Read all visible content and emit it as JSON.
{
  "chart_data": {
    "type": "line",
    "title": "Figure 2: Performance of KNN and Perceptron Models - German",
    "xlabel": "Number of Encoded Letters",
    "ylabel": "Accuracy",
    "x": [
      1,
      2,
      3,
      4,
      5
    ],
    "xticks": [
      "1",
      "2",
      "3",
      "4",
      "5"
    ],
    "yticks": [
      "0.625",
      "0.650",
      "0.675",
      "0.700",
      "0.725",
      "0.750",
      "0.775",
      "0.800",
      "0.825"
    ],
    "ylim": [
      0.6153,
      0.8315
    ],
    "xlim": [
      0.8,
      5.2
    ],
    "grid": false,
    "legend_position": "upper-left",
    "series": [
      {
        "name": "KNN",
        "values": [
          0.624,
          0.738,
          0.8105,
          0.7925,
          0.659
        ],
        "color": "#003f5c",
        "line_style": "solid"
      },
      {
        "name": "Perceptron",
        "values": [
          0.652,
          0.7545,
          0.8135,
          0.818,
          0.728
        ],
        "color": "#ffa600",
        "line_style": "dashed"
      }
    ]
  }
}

- - -

YOUR OBJECTIVE:
From the records above, extract every line exactly as it stands.

OUTPUT OF THE EXERCISE:
Read all visible content and emit it as JSON.
{
  "chart_data": {
    "type": "line",
    "title": "Figure 2: Performance of KNN and Perceptron Models - German",
    "xlabel": "Number of Encoded Letters",
    "ylabel": "Accuracy",
    "x": [
      1,
      2,
      3,
      4,
      5
    ],
    "xticks": [
      "1",
      "2",
      "3",
      "4",
      "5"
    ],
    "yticks": [
      "0.625",
      "0.650",
      "0.675",
      "0.700",
      "0.725",
      "0.750",
      "0.775",
      "0.800",
      "0.825"
    ],
    "ylim": [
      0.6153,
      0.8315
    ],
    "xlim": [
      0.8,
      5.2
    ],
    "grid": false,
    "legend_position": "upper-left",
    "series": [
      {
        "name": "KNN",
        "values": [
          0.624,
          0.738,
          0.8105,
          0.7925,
          0.659
        ],
        "color": "#003f5c",
        "line_style": "solid"
      },
      {
        "name": "Perceptron",
        "values": [
          0.652,
          0.7545,
          0.8135,
          0.818,
          0.728
        ],
        "color": "#ffa600",
        "line_style": "dashed"
      }
    ]
  }
}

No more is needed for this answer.